**To do**
Answer from the Deadly Class essay:
1. What colloquial term was used for freshmen?
2. How many episodes does the TV series have?
3. What does the essay say about character deaths in the series?

**Extract to read**
=== Begin Enclosure ===

Despite its far-fetched premise, Deadly Class embraced the gritty implications of its milieu. There are no magical or super-powered individuals at Kings Dominion. Character deaths are permanent, with no elixirs or narrative devices to reverse them. For a series which Remender also summarized as “Richard Linklater meets Kill Bill”, the creators leaned heavily into the tone and sensibilities of the former over the latter.
Throughout my four years at Trinity, I can count the number of Wednesday night High Table dinners I’ve attended on one hand. This means I remember each occasion well – not that there was much worth remembering, save the bland food, cumbersome robes, and stuffy air within the dining hall’s grand oaken walls, which seemed to trap the humidity as well as the centuries of pomp and tradition. Aside from these dinners, I didn’t partake in any of my college’s obligatory first-year “Trinditions”, like The Humbling, where upper-years led “worms” (the colloquial term for freshmen) around the St. George campus, taunting the other colleges. Nor did I receive any invitations to partake in clandestine Episkopon rituals.
But throughout my freshman year, I tore through the Deadly Class comics, issue by issue, and during the second semester, I watched the weekly episodes of the comic’s TV adaptation religiously. Remender presented a story in which a confused and lonely freshman taking his last gasp of childhood, eating beef and black-bean sauce on noodles from the nearby food truck in his dorm on a cold February evening, could find comfort.
While Kings Dominion was hardly a comforting, transitional nook between adolescence and adulthood for its fictional pupils, for me the series provided just that. Deadly Class was my literary crawl space, a holdover from my own “in-between years”, in the same way that Harry Potter was for many of my fellow collegiates at Trinity. I’ve re-read the Deadly Class comics and rewatched the ten-episode series countless times since evolving from my former worm status during my first year.

=== End Enclosure ===

Stored data entries:
=== Begin Enclosure ===

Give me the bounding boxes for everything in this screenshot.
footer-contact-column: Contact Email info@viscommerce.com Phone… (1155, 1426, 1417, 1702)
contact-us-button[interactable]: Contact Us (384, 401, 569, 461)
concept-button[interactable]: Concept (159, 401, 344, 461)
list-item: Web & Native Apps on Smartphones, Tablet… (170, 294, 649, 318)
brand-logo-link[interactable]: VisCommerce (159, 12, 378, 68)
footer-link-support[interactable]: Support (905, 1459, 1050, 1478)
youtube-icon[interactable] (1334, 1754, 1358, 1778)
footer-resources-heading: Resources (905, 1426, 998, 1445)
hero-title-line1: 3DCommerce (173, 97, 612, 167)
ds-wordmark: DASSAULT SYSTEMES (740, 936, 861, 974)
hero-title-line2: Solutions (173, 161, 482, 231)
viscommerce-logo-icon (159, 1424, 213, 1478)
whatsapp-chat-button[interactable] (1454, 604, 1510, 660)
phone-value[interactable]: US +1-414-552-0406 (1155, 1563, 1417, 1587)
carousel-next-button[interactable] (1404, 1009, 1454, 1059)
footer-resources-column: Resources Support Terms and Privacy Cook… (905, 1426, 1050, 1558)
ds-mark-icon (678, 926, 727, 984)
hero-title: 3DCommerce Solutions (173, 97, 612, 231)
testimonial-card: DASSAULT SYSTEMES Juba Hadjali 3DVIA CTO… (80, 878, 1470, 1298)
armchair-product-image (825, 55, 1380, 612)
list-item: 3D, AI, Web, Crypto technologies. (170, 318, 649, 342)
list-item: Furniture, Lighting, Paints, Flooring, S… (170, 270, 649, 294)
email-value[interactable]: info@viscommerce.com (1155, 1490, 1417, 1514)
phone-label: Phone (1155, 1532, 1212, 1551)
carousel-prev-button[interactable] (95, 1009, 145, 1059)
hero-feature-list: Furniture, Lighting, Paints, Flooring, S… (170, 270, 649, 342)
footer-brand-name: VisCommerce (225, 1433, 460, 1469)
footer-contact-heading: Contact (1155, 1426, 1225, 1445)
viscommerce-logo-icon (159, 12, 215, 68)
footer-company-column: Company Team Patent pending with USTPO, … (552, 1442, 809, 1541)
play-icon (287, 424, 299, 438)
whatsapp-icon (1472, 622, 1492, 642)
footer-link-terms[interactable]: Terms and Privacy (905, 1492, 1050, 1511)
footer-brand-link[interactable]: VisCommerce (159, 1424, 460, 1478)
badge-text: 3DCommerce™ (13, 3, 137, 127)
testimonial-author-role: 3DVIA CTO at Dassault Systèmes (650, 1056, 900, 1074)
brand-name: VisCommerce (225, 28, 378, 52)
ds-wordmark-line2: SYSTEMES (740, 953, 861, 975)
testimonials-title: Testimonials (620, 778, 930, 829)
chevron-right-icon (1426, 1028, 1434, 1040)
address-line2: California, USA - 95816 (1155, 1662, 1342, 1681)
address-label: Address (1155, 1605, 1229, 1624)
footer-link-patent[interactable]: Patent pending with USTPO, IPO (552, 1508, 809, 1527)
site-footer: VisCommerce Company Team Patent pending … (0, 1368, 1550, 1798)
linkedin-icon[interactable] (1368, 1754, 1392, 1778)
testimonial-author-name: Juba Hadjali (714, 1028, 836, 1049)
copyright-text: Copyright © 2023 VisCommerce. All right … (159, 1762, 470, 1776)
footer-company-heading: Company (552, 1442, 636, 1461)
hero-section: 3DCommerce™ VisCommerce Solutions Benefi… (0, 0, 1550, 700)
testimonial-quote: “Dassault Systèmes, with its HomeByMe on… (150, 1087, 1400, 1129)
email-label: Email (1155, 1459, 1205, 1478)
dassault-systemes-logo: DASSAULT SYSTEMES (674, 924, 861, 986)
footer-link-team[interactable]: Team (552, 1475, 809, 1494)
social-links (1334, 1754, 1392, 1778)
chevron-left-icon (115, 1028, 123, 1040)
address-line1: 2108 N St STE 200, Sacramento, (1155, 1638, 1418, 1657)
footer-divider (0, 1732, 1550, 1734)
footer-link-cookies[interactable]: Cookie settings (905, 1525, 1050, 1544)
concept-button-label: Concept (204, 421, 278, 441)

=== End Enclosure ===

**Completed task**
1. "Worms."
2. Ten.
3. They are permanent, with no elixirs or narrative devices to reverse them.